• What needs to be done
Reproduce the lines of the material verbatim, starting from its first line and continuing through the line that contains "checkbox-unchecked-icon[interactable] <box>46 203", including that line.

• Dataset items

·····

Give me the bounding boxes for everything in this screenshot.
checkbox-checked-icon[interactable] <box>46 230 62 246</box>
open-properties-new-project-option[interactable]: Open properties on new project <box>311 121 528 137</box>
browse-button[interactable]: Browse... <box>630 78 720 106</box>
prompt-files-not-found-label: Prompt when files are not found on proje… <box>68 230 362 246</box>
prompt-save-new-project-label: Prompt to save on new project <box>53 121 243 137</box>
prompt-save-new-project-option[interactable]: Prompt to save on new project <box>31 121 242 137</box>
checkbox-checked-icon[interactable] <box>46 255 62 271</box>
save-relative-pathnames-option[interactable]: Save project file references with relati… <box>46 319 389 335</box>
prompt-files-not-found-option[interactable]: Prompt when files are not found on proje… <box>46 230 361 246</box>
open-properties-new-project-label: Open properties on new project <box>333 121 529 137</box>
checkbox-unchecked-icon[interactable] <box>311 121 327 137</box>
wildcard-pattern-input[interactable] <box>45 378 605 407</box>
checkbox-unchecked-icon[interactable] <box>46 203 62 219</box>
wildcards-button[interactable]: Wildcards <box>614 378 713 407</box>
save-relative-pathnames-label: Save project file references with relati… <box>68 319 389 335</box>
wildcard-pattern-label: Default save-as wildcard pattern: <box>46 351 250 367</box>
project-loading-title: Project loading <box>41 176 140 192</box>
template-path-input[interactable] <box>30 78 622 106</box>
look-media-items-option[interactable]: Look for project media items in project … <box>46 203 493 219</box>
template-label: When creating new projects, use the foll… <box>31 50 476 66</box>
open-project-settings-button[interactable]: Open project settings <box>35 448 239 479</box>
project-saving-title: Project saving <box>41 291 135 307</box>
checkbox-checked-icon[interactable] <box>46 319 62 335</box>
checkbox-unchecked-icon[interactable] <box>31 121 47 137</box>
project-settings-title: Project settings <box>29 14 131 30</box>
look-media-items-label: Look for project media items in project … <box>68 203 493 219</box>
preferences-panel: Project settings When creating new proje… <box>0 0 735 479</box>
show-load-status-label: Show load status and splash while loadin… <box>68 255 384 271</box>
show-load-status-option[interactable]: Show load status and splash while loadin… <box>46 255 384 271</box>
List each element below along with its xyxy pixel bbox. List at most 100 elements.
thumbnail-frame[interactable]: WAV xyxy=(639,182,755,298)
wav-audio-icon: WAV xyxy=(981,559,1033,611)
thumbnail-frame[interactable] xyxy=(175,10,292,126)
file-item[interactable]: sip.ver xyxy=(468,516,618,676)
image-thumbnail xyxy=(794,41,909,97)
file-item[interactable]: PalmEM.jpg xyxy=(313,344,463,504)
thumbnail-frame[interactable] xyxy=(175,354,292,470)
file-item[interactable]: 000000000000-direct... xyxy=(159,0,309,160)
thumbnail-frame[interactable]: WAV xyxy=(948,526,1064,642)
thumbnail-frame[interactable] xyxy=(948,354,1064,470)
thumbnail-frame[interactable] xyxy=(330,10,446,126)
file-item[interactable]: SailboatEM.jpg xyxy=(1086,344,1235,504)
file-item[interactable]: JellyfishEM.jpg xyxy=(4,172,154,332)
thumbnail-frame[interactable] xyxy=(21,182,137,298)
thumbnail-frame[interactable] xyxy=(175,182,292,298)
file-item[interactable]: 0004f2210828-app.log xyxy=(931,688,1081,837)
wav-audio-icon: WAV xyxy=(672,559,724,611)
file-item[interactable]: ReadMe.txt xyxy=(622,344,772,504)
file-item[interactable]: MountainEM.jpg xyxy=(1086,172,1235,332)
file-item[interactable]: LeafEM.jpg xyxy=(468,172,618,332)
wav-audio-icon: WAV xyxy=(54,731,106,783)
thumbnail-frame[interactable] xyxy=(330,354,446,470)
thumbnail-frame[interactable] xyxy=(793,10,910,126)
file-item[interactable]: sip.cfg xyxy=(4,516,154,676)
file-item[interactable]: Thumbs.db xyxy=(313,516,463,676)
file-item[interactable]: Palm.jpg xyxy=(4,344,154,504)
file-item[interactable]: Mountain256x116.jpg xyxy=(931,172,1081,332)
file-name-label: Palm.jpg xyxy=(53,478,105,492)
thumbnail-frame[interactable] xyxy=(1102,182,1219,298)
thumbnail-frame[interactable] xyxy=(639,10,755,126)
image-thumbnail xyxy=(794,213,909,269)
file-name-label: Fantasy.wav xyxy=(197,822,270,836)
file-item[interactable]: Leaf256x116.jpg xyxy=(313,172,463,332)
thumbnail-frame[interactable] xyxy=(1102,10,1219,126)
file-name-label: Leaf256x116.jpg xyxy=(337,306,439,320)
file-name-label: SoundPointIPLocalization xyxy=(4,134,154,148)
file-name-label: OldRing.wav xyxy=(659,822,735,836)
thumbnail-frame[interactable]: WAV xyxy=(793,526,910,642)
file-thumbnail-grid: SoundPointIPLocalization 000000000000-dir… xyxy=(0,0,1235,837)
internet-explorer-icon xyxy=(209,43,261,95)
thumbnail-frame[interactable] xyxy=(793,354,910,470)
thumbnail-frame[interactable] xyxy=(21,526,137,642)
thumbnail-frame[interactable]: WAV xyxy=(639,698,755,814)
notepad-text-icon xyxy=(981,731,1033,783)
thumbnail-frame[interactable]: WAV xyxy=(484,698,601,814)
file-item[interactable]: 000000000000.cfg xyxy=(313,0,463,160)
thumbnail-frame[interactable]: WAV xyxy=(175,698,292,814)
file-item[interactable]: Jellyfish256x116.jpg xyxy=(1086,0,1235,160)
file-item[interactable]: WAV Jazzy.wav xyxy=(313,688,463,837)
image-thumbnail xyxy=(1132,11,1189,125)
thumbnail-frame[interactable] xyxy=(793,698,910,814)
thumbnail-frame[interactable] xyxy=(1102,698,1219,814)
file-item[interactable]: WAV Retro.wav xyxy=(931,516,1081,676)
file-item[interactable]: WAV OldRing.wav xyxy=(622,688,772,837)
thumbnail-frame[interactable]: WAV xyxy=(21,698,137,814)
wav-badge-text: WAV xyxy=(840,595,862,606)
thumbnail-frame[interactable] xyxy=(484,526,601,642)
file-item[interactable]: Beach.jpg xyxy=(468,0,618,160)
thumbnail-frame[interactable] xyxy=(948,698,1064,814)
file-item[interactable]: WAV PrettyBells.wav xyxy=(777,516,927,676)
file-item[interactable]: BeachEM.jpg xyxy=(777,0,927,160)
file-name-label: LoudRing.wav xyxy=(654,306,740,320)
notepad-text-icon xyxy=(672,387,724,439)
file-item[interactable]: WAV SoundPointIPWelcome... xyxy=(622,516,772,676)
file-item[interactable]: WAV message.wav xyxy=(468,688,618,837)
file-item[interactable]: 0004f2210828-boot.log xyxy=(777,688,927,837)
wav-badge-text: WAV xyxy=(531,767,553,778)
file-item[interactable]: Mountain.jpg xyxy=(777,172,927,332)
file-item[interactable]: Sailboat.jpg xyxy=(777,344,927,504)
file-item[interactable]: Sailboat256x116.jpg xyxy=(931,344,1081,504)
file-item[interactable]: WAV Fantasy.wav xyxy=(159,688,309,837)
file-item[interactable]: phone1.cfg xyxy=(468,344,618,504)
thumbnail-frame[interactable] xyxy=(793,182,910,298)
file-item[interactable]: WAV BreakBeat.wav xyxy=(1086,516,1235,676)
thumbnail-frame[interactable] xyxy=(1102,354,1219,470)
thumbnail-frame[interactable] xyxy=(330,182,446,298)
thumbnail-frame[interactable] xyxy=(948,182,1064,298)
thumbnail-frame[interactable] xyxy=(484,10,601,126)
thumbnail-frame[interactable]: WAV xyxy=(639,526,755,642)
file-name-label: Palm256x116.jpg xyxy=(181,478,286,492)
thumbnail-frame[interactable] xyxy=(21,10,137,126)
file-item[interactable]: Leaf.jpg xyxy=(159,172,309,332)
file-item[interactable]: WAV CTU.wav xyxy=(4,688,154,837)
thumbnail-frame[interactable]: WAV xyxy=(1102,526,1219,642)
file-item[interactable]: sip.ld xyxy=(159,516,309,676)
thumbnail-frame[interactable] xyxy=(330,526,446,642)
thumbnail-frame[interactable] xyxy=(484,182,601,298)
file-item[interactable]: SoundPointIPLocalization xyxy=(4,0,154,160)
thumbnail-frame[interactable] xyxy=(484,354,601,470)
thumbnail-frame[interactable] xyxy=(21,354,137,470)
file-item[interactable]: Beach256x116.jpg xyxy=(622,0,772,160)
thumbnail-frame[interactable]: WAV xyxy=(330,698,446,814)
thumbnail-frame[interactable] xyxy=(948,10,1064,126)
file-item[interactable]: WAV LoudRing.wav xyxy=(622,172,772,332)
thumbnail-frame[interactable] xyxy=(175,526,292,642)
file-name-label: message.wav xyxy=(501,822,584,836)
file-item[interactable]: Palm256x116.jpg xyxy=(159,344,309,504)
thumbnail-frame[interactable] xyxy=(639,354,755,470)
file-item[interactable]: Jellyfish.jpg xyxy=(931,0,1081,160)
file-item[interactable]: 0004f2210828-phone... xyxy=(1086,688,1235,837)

·····

• In response
Give me the bounding boxes for everything in this screenshot.
checkbox-checked-icon[interactable] <box>46 230 62 246</box>
open-properties-new-project-option[interactable]: Open properties on new project <box>311 121 528 137</box>
browse-button[interactable]: Browse... <box>630 78 720 106</box>
prompt-files-not-found-label: Prompt when files are not found on proje… <box>68 230 362 246</box>
prompt-save-new-project-label: Prompt to save on new project <box>53 121 243 137</box>
prompt-save-new-project-option[interactable]: Prompt to save on new project <box>31 121 242 137</box>
checkbox-checked-icon[interactable] <box>46 255 62 271</box>
save-relative-pathnames-option[interactable]: Save project file references with relati… <box>46 319 389 335</box>
prompt-files-not-found-option[interactable]: Prompt when files are not found on proje… <box>46 230 361 246</box>
open-properties-new-project-label: Open properties on new project <box>333 121 529 137</box>
checkbox-unchecked-icon[interactable] <box>311 121 327 137</box>
wildcard-pattern-input[interactable] <box>45 378 605 407</box>
checkbox-unchecked-icon[interactable] <box>46 203 62 219</box>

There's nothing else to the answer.